Pull every line of the entries that has the word "Heliocentric".
╔══
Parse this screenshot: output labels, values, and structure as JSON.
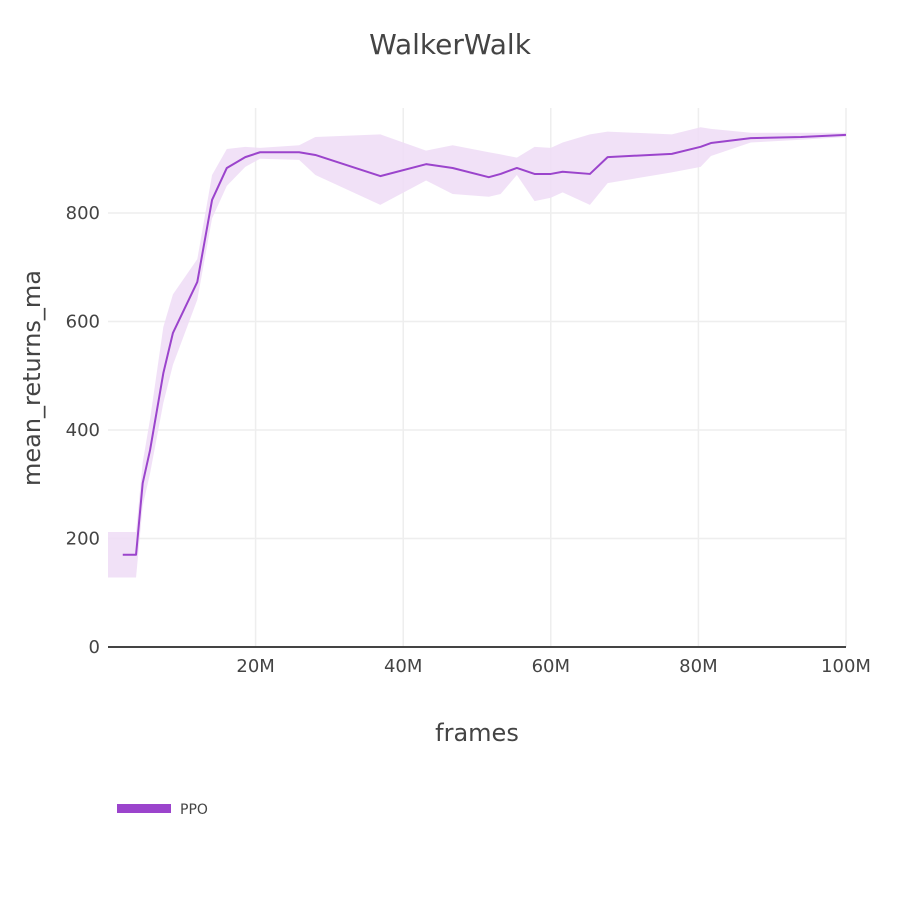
{
  "chart_data": {
    "type": "line",
    "title": "WalkerWalk",
    "xlabel": "frames",
    "ylabel": "mean_returns_ma",
    "xlim": [
      0,
      100000000
    ],
    "ylim": [
      0,
      990
    ],
    "x_ticks": [
      {
        "value": 20000000,
        "label": "20M"
      },
      {
        "value": 40000000,
        "label": "40M"
      },
      {
        "value": 60000000,
        "label": "60M"
      },
      {
        "value": 80000000,
        "label": "80M"
      },
      {
        "value": 100000000,
        "label": "100M"
      }
    ],
    "y_ticks": [
      {
        "value": 0,
        "label": "0"
      },
      {
        "value": 200,
        "label": "200"
      },
      {
        "value": 400,
        "label": "400"
      },
      {
        "value": 600,
        "label": "600"
      },
      {
        "value": 800,
        "label": "800"
      }
    ],
    "grid": true,
    "legend_position": "bottom-left",
    "series": [
      {
        "name": "PPO",
        "color": "#9b44cc",
        "band_color": "#eedcf6",
        "x": [
          0,
          3.8,
          4.7,
          5.7,
          7.5,
          8.8,
          12.1,
          14.1,
          16.1,
          18.6,
          20.6,
          25.9,
          28.1,
          36.9,
          43.1,
          46.7,
          51.6,
          53.2,
          55.4,
          57.8,
          60.0,
          61.6,
          65.3,
          67.7,
          76.4,
          80.3,
          81.7,
          87.1,
          93.9,
          100
        ],
        "x_line_start": 2.0,
        "values": [
          170,
          170,
          302,
          363,
          505,
          579,
          673,
          824,
          883,
          903,
          912,
          912,
          907,
          868,
          890,
          883,
          866,
          872,
          883,
          872,
          872,
          876,
          872,
          903,
          909,
          922,
          929,
          938,
          940,
          944
        ],
        "upper": [
          212,
          212,
          340,
          420,
          590,
          650,
          715,
          870,
          918,
          922,
          920,
          925,
          940,
          945,
          915,
          925,
          912,
          908,
          902,
          922,
          920,
          930,
          945,
          950,
          945,
          958,
          955,
          948,
          948,
          948
        ],
        "lower": [
          128,
          128,
          260,
          320,
          450,
          520,
          640,
          790,
          850,
          885,
          900,
          898,
          870,
          815,
          860,
          835,
          830,
          835,
          870,
          822,
          828,
          838,
          815,
          855,
          875,
          885,
          905,
          930,
          935,
          940
        ]
      }
    ]
  },
  "legend": {
    "items": [
      {
        "label": "PPO",
        "color": "#9b44cc"
      }
    ]
  }
}
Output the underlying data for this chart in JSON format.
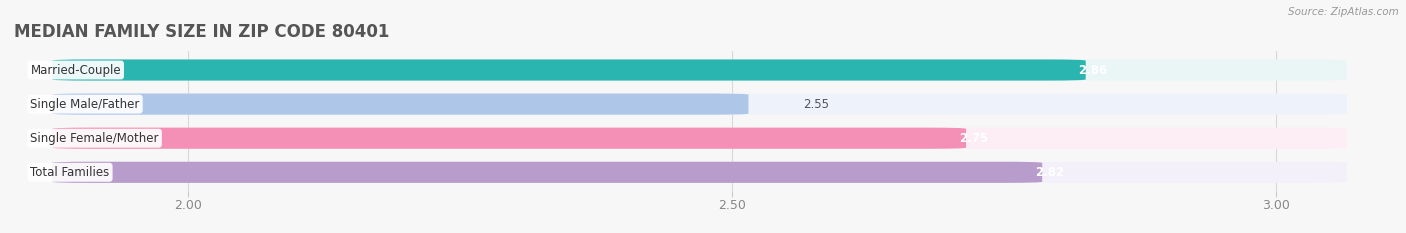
{
  "title": "MEDIAN FAMILY SIZE IN ZIP CODE 80401",
  "source": "Source: ZipAtlas.com",
  "categories": [
    "Married-Couple",
    "Single Male/Father",
    "Single Female/Mother",
    "Total Families"
  ],
  "values": [
    2.86,
    2.55,
    2.75,
    2.82
  ],
  "bar_colors": [
    "#2ab5b0",
    "#aec6e8",
    "#f490b5",
    "#b89ccc"
  ],
  "bar_bg_colors": [
    "#eaf6f6",
    "#eef2fb",
    "#fceef4",
    "#f4f0f9"
  ],
  "value_inside": [
    true,
    false,
    true,
    true
  ],
  "value_colors_inside": [
    "white",
    "#666666",
    "white",
    "white"
  ],
  "xlim_min": 1.84,
  "xlim_max": 3.1,
  "xticks": [
    2.0,
    2.5,
    3.0
  ],
  "xtick_labels": [
    "2.00",
    "2.50",
    "3.00"
  ],
  "background_color": "#f7f7f7",
  "bar_height": 0.62,
  "bar_gap": 0.38,
  "label_fontsize": 8.5,
  "value_fontsize": 8.5,
  "title_fontsize": 12
}
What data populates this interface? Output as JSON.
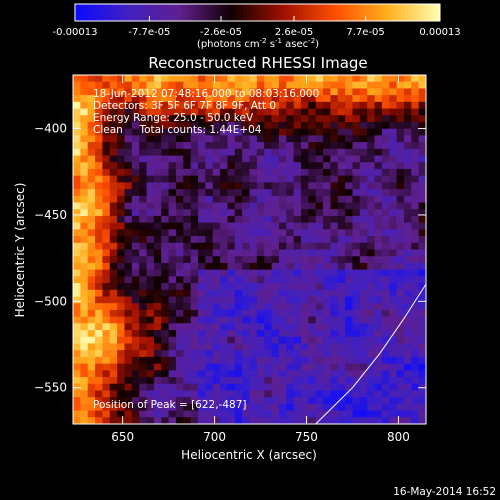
{
  "chart_data": {
    "type": "heatmap",
    "title": "Reconstructed RHESSI Image",
    "xlabel": "Heliocentric X (arcsec)",
    "ylabel": "Heliocentric Y (arcsec)",
    "x_ticks": [
      "650",
      "700",
      "750",
      "800"
    ],
    "y_ticks": [
      "-400",
      "-450",
      "-500",
      "-550"
    ],
    "xlim": [
      623,
      815
    ],
    "ylim": [
      -571,
      -369
    ],
    "grid": false,
    "colorbar": {
      "ticks": [
        "-0.00013",
        "-7.7e-05",
        "-2.6e-05",
        "2.6e-05",
        "7.7e-05",
        "0.00013"
      ],
      "unit_label": "(photons cm",
      "unit_sup1": "-2",
      "unit_mid": " s",
      "unit_sup2": "-1",
      "unit_end": " asec",
      "unit_sup3": "-2",
      "unit_close": ")",
      "range": [
        -0.00013,
        0.00013
      ],
      "colors": [
        "#0a0aff",
        "#4020c0",
        "#602090",
        "#100000",
        "#a01000",
        "#ff5000",
        "#ffb020",
        "#ffffb0"
      ]
    },
    "annotations": {
      "time_range": "18-Jun-2012 07:48:16.000 to 08:03:16.000",
      "detectors": "Detectors: 3F 5F 6F 7F 8F 9F, Att 0",
      "energy": "Energy Range: 25.0 - 50.0 keV",
      "clean": "Clean     Total counts: 1.44E+04",
      "peak": "Position of Peak = [622,-487]"
    },
    "limb_arc": [
      [
        755,
        -571
      ],
      [
        775,
        -550
      ],
      [
        790,
        -530
      ],
      [
        803,
        -510
      ],
      [
        815,
        -490
      ]
    ],
    "grid_resolution": [
      48,
      52
    ]
  },
  "footer": {
    "date": "16-May-2014 16:52"
  }
}
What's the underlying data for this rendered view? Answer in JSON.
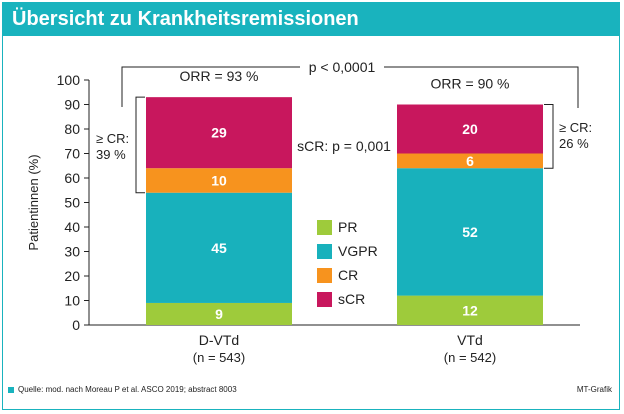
{
  "header": {
    "title": "Übersicht zu Krankheitsremissionen"
  },
  "chart_data": {
    "type": "bar",
    "stacked": true,
    "ylabel": "Patientinnen (%)",
    "ylim": [
      0,
      100
    ],
    "yticks": [
      0,
      10,
      20,
      30,
      40,
      50,
      60,
      70,
      80,
      90,
      100
    ],
    "categories": [
      {
        "name": "D-VTd",
        "n": "(n = 543)",
        "orr": "ORR = 93 %",
        "cr_label": "≥ CR:",
        "cr_value": "39 %"
      },
      {
        "name": "VTd",
        "n": "(n = 542)",
        "orr": "ORR = 90 %",
        "cr_label": "≥ CR:",
        "cr_value": "26 %"
      }
    ],
    "series": [
      {
        "name": "PR",
        "color": "#9ecb3b",
        "values": [
          9,
          12
        ]
      },
      {
        "name": "VGPR",
        "color": "#18b1bc",
        "values": [
          45,
          52
        ]
      },
      {
        "name": "CR",
        "color": "#f7931e",
        "values": [
          10,
          6
        ]
      },
      {
        "name": "sCR",
        "color": "#c8175d",
        "values": [
          29,
          20
        ]
      }
    ],
    "annotations": {
      "p_orr": "p < 0,0001",
      "p_scr": "sCR: p = 0,001"
    },
    "legend": "center"
  },
  "footer": {
    "source": "Quelle: mod. nach Moreau P et al. ASCO 2019; abstract 8003",
    "credit": "MT-Grafik"
  }
}
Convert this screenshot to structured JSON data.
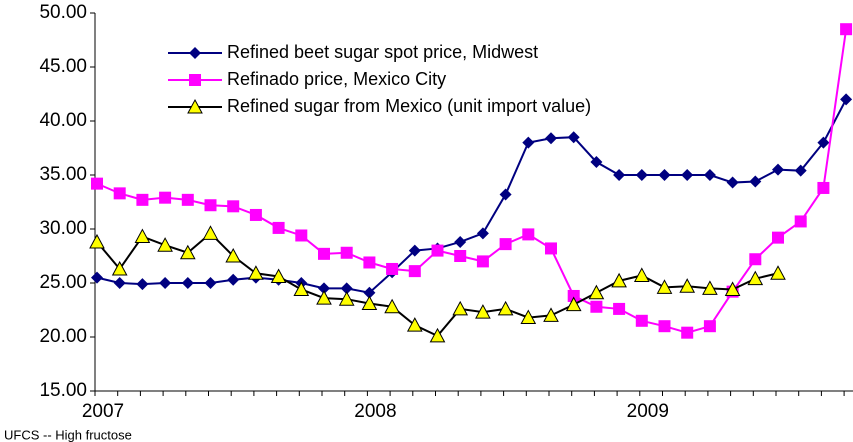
{
  "chart_data": {
    "type": "line",
    "categories": [
      "2007",
      null,
      null,
      null,
      null,
      null,
      null,
      null,
      null,
      null,
      null,
      null,
      "2008",
      null,
      null,
      null,
      null,
      null,
      null,
      null,
      null,
      null,
      null,
      null,
      "2009",
      null,
      null,
      null,
      null,
      null,
      null,
      null,
      null,
      null
    ],
    "series": [
      {
        "name": "Refined beet sugar spot price, Midwest",
        "color": "#000080",
        "marker": "diamond",
        "values": [
          25.5,
          25.0,
          24.9,
          25.0,
          25.0,
          25.0,
          25.3,
          25.5,
          25.3,
          25.0,
          24.5,
          24.5,
          24.1,
          26.0,
          28.0,
          28.2,
          28.8,
          29.6,
          33.2,
          38.0,
          38.4,
          38.5,
          36.2,
          35.0,
          35.0,
          35.0,
          35.0,
          35.0,
          34.3,
          34.4,
          35.5,
          35.4,
          38.0,
          42.0
        ]
      },
      {
        "name": "Refinado price,  Mexico City",
        "color": "#ff00ff",
        "marker": "square",
        "values": [
          34.2,
          33.3,
          32.7,
          32.9,
          32.7,
          32.2,
          32.1,
          31.3,
          30.1,
          29.4,
          27.7,
          27.8,
          26.9,
          26.3,
          26.1,
          28.0,
          27.5,
          27.0,
          28.6,
          29.5,
          28.2,
          23.8,
          22.8,
          22.6,
          21.5,
          21.0,
          20.4,
          21.0,
          24.2,
          27.2,
          29.2,
          30.7,
          33.8,
          48.5
        ]
      },
      {
        "name": "Refined sugar from Mexico (unit import value)",
        "color": "#000000",
        "marker": "triangle",
        "marker_fill": "#ffff00",
        "values": [
          28.8,
          26.3,
          29.3,
          28.5,
          27.8,
          29.6,
          27.5,
          25.9,
          25.6,
          24.4,
          23.6,
          23.5,
          23.1,
          22.8,
          21.1,
          20.1,
          22.6,
          22.3,
          22.6,
          21.8,
          22.0,
          23.0,
          24.1,
          25.2,
          25.7,
          24.6,
          24.7,
          24.5,
          24.4,
          25.4,
          25.9,
          null,
          null,
          null
        ]
      }
    ],
    "ylim": [
      15,
      50
    ],
    "yticks": [
      {
        "value": 15,
        "label": "15.00"
      },
      {
        "value": 20,
        "label": "20.00"
      },
      {
        "value": 25,
        "label": "25.00"
      },
      {
        "value": 30,
        "label": "30.00"
      },
      {
        "value": 35,
        "label": "35.00"
      },
      {
        "value": 40,
        "label": "40.00"
      },
      {
        "value": 45,
        "label": "45.00"
      },
      {
        "value": 50,
        "label": "50.00"
      }
    ],
    "note": "UFCS -- High fructose"
  }
}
╚══
OUTPUT FOR THIS TASK:
    "xlabel": "Heliocentric X (arcsec)",
    "ylabel": "Heliocentric Y (arcsec)",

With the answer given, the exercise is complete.